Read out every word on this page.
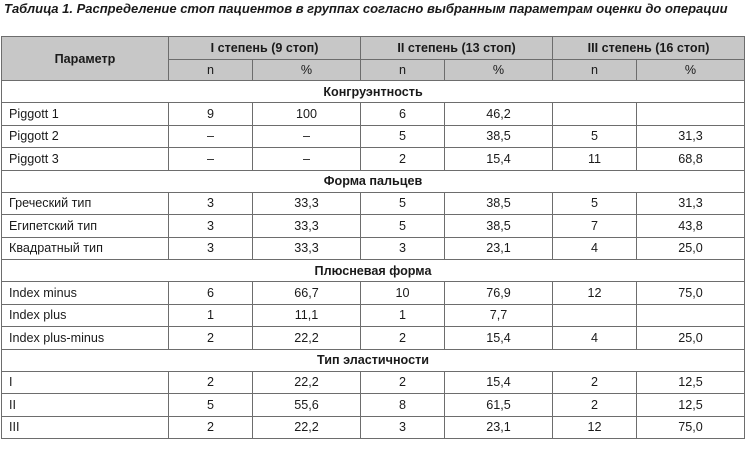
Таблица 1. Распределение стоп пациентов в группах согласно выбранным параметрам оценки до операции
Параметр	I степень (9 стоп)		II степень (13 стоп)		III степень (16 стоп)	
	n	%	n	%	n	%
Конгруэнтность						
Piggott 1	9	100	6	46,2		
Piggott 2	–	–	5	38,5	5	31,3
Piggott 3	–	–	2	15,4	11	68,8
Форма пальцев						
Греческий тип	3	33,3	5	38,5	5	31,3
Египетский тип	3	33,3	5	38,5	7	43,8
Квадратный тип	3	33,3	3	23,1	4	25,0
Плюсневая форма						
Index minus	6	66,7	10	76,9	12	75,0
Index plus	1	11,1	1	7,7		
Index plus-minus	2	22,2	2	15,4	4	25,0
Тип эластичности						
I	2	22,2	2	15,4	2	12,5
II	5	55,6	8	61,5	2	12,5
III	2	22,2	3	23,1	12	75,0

-*-

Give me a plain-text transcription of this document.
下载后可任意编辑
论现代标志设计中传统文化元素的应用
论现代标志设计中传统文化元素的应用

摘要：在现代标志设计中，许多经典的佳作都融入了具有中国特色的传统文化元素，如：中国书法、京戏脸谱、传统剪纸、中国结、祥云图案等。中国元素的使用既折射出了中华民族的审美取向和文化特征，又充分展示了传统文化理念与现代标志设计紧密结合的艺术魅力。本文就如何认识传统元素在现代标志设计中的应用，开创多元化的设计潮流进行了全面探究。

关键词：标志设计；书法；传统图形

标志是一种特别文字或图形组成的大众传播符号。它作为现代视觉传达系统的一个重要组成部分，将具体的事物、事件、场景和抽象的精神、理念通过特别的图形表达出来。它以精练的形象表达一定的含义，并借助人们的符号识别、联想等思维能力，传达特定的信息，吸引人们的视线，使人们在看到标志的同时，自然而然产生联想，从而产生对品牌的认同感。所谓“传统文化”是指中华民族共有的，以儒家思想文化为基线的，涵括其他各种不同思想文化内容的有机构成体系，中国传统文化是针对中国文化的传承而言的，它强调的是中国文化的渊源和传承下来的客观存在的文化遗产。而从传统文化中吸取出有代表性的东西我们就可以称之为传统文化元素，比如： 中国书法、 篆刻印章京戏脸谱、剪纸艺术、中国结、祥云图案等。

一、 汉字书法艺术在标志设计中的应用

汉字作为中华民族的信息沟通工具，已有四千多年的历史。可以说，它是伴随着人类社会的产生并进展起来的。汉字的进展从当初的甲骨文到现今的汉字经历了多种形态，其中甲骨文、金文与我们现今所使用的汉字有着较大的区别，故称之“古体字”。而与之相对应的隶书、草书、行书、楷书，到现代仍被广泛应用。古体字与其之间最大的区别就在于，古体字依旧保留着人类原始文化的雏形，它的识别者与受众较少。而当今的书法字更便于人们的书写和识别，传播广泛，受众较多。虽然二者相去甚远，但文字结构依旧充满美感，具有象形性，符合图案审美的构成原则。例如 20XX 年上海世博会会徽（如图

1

-*-

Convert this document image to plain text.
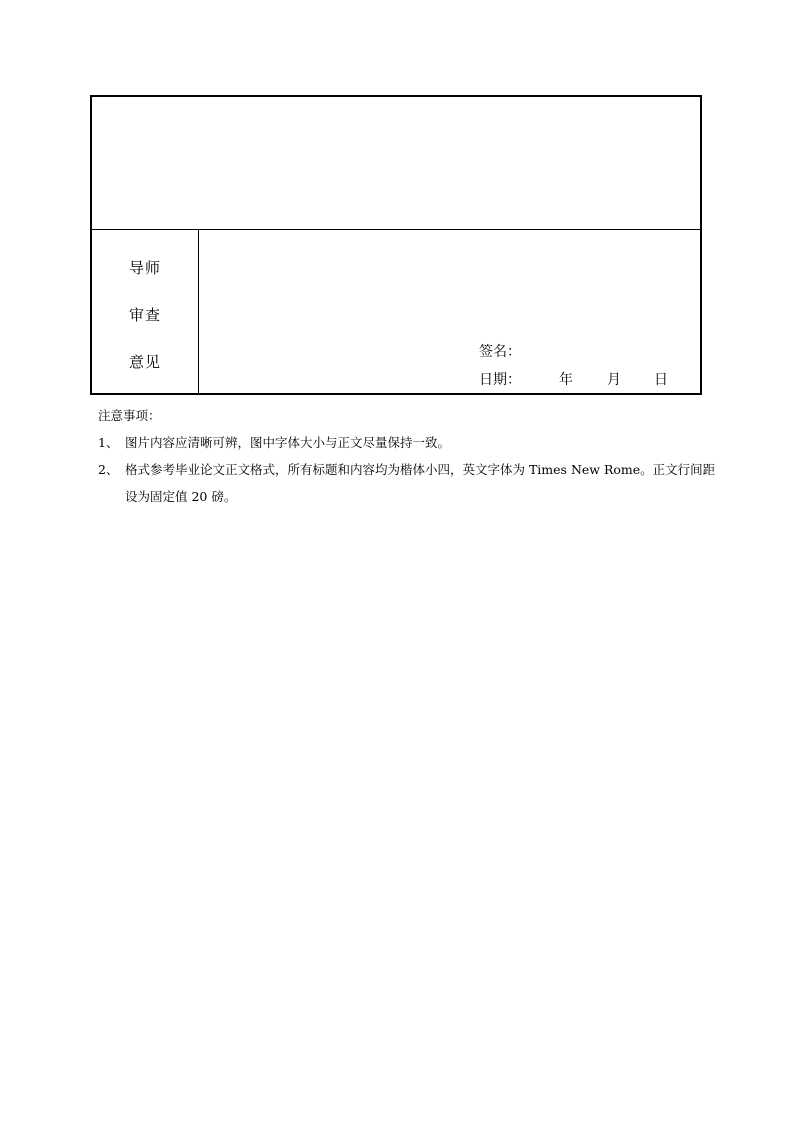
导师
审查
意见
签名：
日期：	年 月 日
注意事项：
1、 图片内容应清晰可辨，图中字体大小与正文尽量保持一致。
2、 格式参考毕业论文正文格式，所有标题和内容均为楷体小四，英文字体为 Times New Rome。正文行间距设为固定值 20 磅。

-*-

- _The exercise_
Write out every line from the entries where "document" appears.

- _Completed task_
Give me a plain-text transcription of this document.
Convert this document image to plain text.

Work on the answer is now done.